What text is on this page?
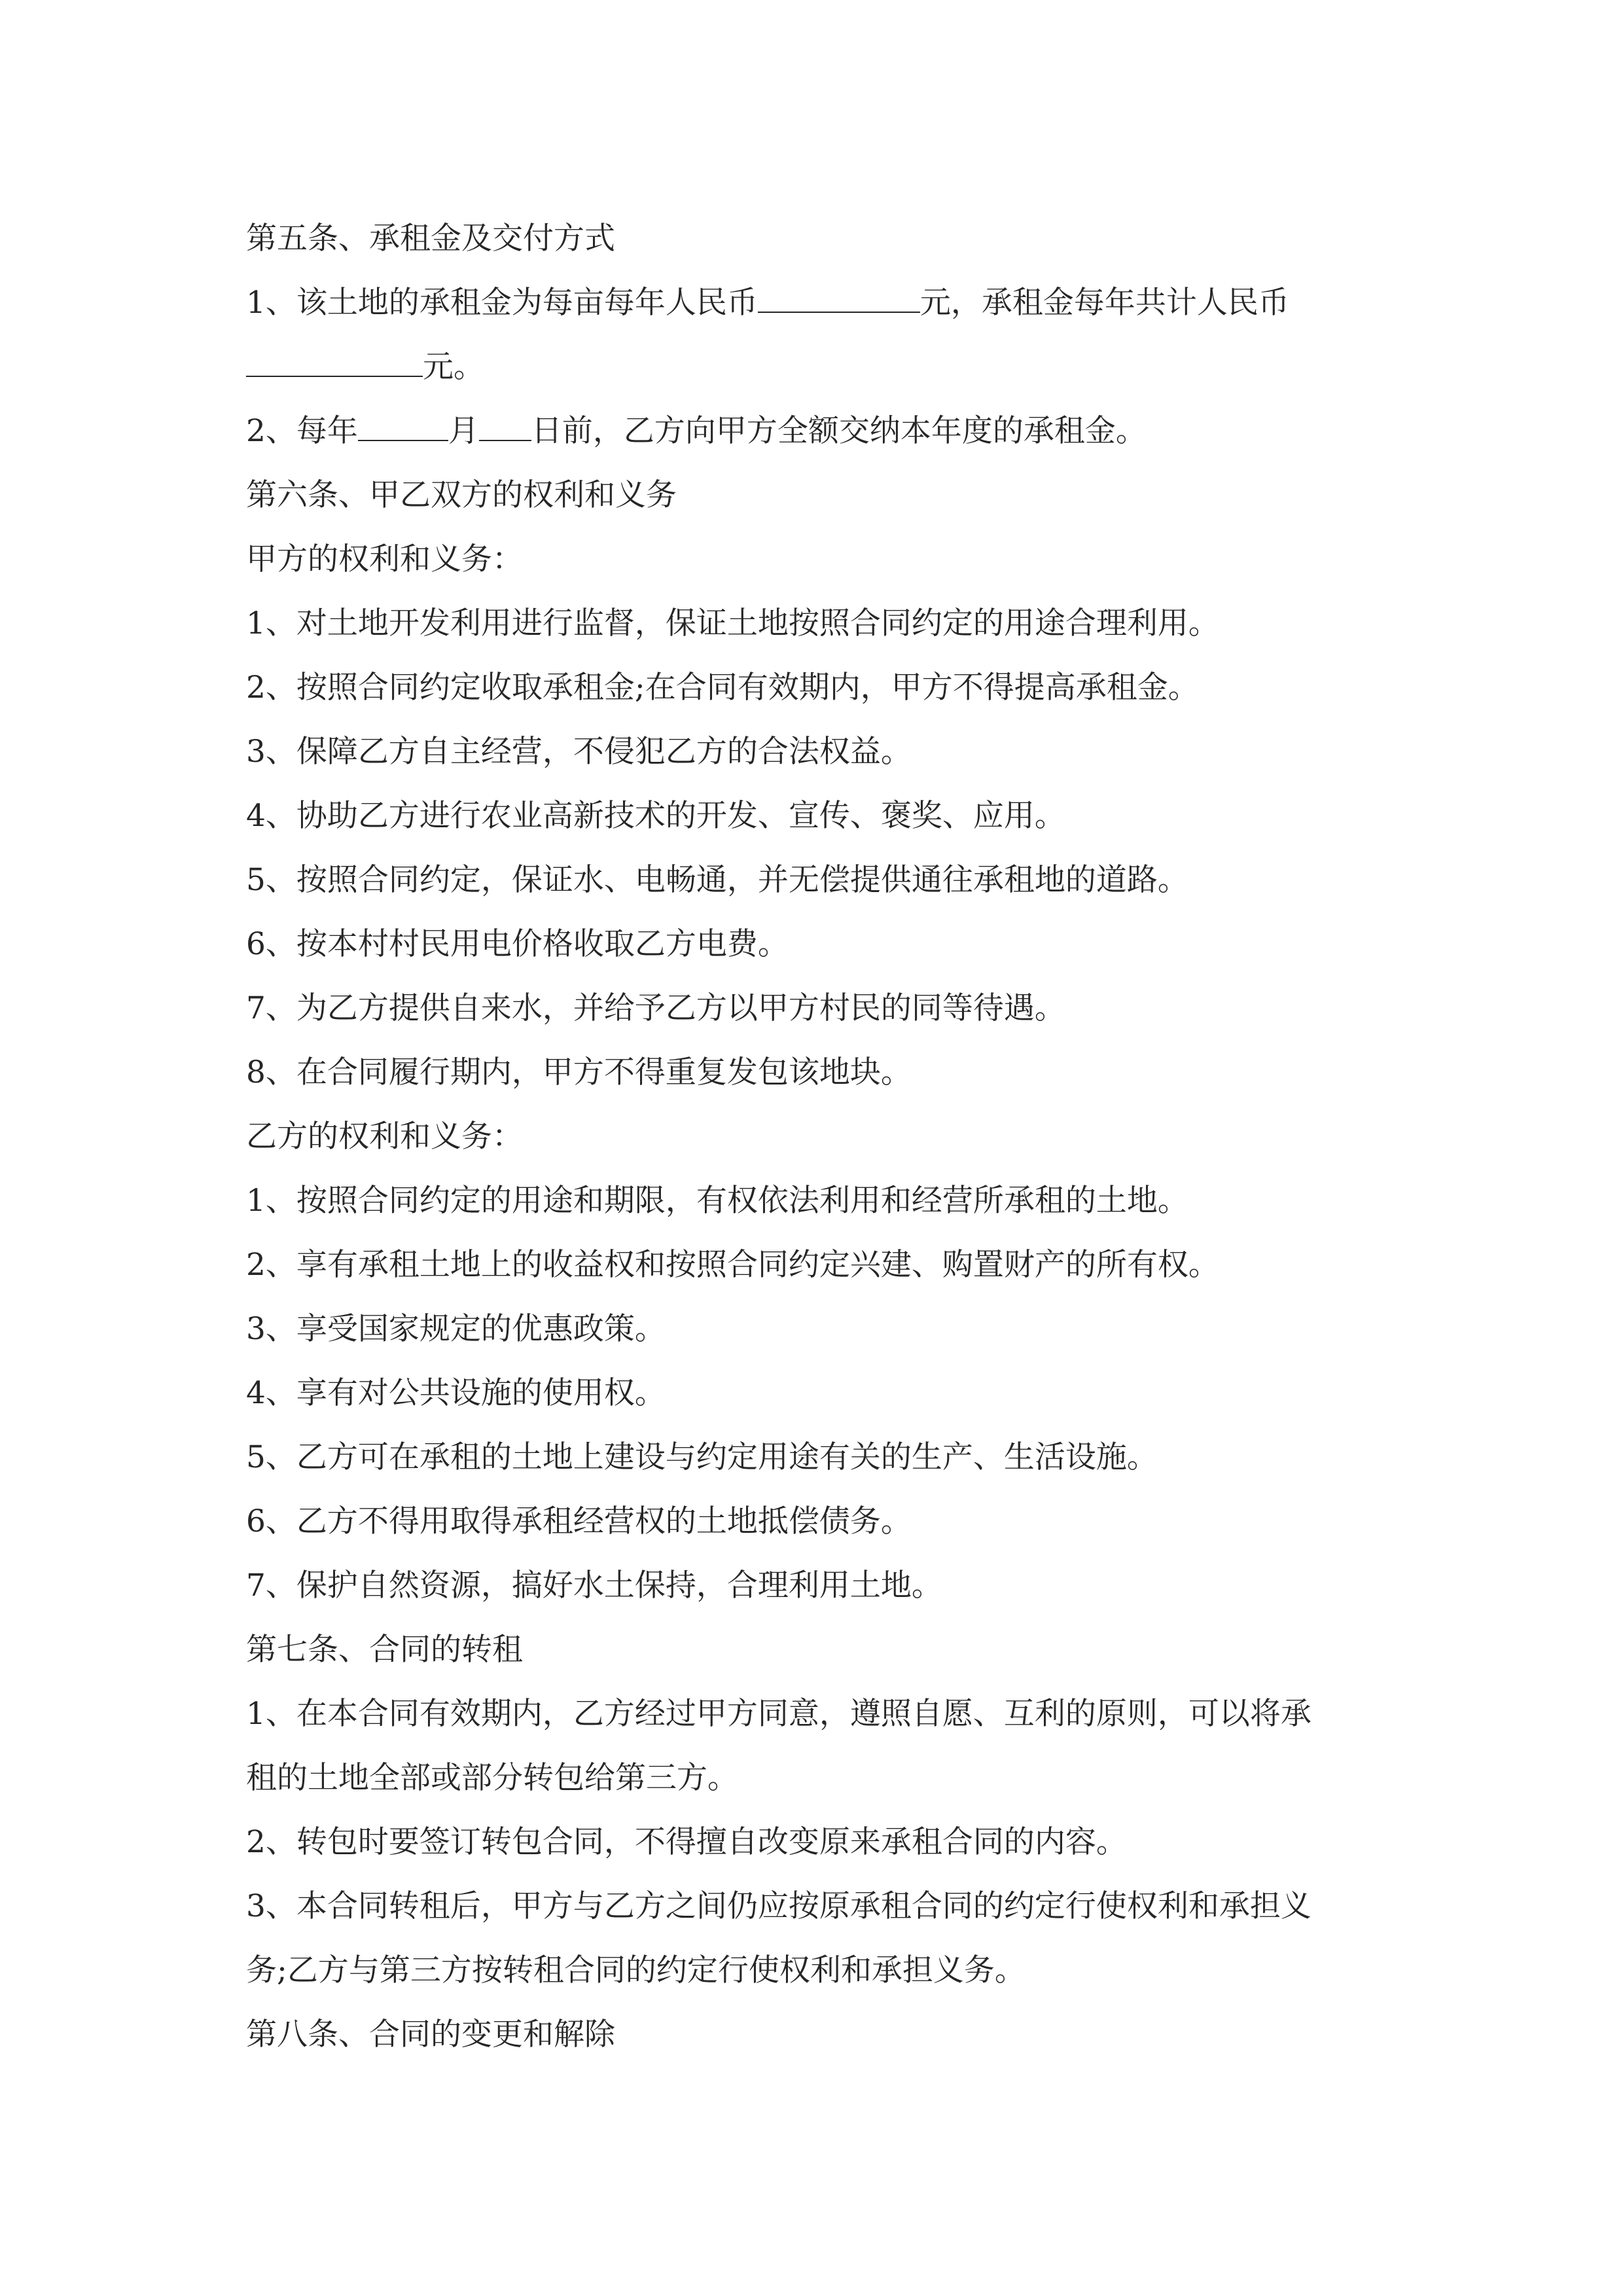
第五条、承租金及交付方式
1、该土地的承租金为每亩每年人民币	元，承租金每年共计人民币
元。
2、每年	月 日前，乙方向甲方全额交纳本年度的承租金。
第六条、甲乙双方的权利和义务
甲方的权利和义务：
1、对土地开发利用进行监督，保证土地按照合同约定的用途合理利用。
2、按照合同约定收取承租金;在合同有效期内，甲方不得提高承租金。
3、保障乙方自主经营，不侵犯乙方的合法权益。
4、协助乙方进行农业高新技术的开发、宣传、褒奖、应用。
5、按照合同约定，保证水、电畅通，并无偿提供通往承租地的道路。
6、按本村村民用电价格收取乙方电费。
7、为乙方提供自来水，并给予乙方以甲方村民的同等待遇。
8、在合同履行期内，甲方不得重复发包该地块。
乙方的权利和义务：
1、按照合同约定的用途和期限，有权依法利用和经营所承租的土地。
2、享有承租土地上的收益权和按照合同约定兴建、购置财产的所有权。
3、享受国家规定的优惠政策。
4、享有对公共设施的使用权。
5、乙方可在承租的土地上建设与约定用途有关的生产、生活设施。
6、乙方不得用取得承租经营权的土地抵偿债务。
7、保护自然资源，搞好水土保持，合理利用土地。
第七条、合同的转租
1、在本合同有效期内，乙方经过甲方同意，遵照自愿、互利的原则，可以将承
租的土地全部或部分转包给第三方。
2、转包时要签订转包合同，不得擅自改变原来承租合同的内容。
3、本合同转租后，甲方与乙方之间仍应按原承租合同的约定行使权利和承担义
务;乙方与第三方按转租合同的约定行使权利和承担义务。
第八条、合同的变更和解除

★ ★ ★

Quote the records above in full, dropping each picture.

What text is on this page?
第五条、承租金及交付方式
1、该土地的承租金为每亩每年人民币	元，承租金每年共计人民币
元。
2、每年	月 日前，乙方向甲方全额交纳本年度的承租金。
第六条、甲乙双方的权利和义务
甲方的权利和义务：
1、对土地开发利用进行监督，保证土地按照合同约定的用途合理利用。
2、按照合同约定收取承租金;在合同有效期内，甲方不得提高承租金。
3、保障乙方自主经营，不侵犯乙方的合法权益。
4、协助乙方进行农业高新技术的开发、宣传、褒奖、应用。
5、按照合同约定，保证水、电畅通，并无偿提供通往承租地的道路。
6、按本村村民用电价格收取乙方电费。
7、为乙方提供自来水，并给予乙方以甲方村民的同等待遇。
8、在合同履行期内，甲方不得重复发包该地块。
乙方的权利和义务：
1、按照合同约定的用途和期限，有权依法利用和经营所承租的土地。
2、享有承租土地上的收益权和按照合同约定兴建、购置财产的所有权。
3、享受国家规定的优惠政策。
4、享有对公共设施的使用权。
5、乙方可在承租的土地上建设与约定用途有关的生产、生活设施。
6、乙方不得用取得承租经营权的土地抵偿债务。
7、保护自然资源，搞好水土保持，合理利用土地。
第七条、合同的转租
1、在本合同有效期内，乙方经过甲方同意，遵照自愿、互利的原则，可以将承
租的土地全部或部分转包给第三方。
2、转包时要签订转包合同，不得擅自改变原来承租合同的内容。
3、本合同转租后，甲方与乙方之间仍应按原承租合同的约定行使权利和承担义
务;乙方与第三方按转租合同的约定行使权利和承担义务。
第八条、合同的变更和解除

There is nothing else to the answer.